■ **GIVEN TASK**:
Your task is to copy every line of the entries that contains "this".
--- start ENTRIES SUPPLIED ---
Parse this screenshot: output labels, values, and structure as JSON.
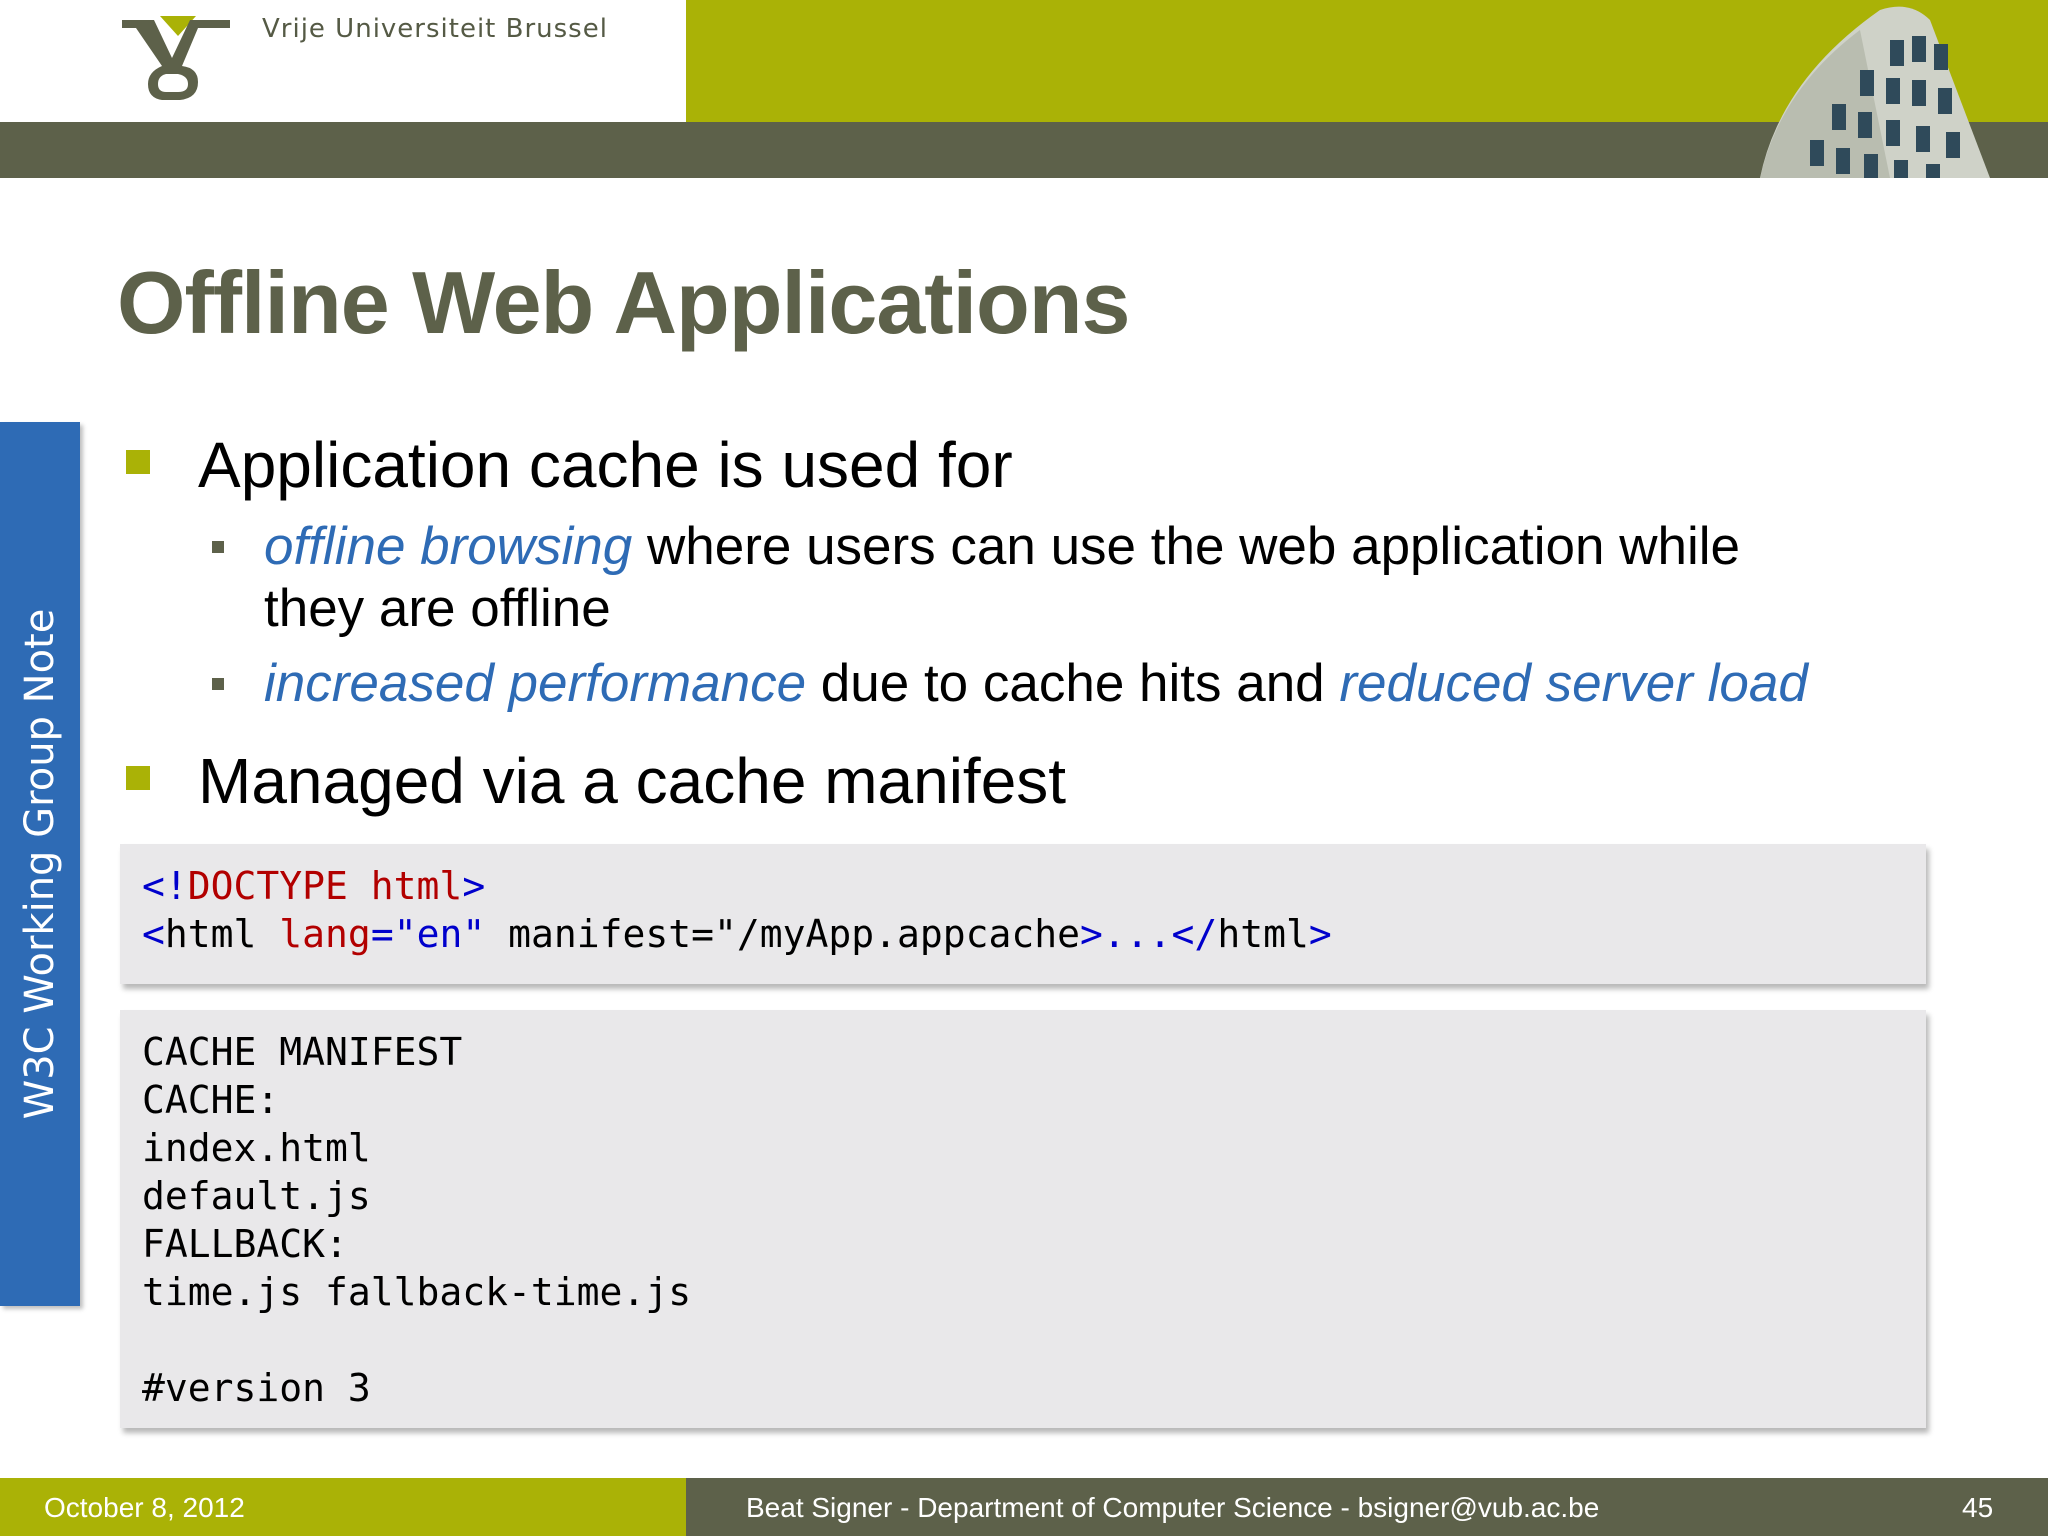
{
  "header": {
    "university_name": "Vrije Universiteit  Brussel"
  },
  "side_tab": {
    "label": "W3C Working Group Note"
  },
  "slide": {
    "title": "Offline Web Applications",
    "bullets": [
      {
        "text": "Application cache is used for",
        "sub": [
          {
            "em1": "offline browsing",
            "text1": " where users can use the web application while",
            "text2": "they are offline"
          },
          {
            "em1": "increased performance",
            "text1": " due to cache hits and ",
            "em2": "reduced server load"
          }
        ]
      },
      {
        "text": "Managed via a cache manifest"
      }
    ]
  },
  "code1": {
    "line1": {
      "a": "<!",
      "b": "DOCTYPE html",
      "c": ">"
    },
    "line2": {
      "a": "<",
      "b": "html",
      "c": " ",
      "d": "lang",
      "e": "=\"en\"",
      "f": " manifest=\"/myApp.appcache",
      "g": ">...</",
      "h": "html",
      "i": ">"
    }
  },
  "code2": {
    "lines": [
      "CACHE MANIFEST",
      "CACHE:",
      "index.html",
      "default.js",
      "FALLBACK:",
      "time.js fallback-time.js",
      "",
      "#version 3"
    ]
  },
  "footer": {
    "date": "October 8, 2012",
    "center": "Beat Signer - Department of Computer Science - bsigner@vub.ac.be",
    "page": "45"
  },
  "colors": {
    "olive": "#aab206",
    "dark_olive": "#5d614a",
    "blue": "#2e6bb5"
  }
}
--- end ENTRIES SUPPLIED ---
--- start ENTRIES SUPPLIED ---
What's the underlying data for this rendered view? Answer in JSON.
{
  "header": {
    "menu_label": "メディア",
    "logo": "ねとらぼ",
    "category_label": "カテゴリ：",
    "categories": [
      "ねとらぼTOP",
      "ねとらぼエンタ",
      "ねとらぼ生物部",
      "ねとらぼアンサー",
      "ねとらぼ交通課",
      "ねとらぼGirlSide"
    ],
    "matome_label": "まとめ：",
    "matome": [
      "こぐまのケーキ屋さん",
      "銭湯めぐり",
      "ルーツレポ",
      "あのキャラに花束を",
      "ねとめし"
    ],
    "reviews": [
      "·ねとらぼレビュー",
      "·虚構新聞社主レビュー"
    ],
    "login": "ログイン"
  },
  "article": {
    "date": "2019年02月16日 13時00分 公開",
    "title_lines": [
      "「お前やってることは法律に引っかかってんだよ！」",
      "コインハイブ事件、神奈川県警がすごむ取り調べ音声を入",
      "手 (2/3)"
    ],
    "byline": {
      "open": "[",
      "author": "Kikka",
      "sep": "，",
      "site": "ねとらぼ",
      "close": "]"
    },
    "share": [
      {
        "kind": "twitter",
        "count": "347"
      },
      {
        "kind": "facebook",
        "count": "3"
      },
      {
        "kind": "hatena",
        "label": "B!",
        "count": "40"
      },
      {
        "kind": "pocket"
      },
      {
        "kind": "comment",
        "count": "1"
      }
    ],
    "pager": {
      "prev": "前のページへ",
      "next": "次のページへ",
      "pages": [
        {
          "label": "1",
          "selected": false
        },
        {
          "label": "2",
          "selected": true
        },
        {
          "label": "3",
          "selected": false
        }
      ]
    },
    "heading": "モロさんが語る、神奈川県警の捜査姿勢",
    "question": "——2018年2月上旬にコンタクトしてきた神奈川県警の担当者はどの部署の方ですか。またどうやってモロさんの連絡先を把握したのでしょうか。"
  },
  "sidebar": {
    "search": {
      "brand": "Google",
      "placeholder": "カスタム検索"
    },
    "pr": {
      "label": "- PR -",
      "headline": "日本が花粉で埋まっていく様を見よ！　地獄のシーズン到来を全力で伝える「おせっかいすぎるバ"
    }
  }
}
--- end ENTRIES SUPPLIED ---
■ **RESPONSE**:
Parse this screenshot: output labels, values, and structure as JSON.
What's the underlying data for this rendered view? Answer in JSON.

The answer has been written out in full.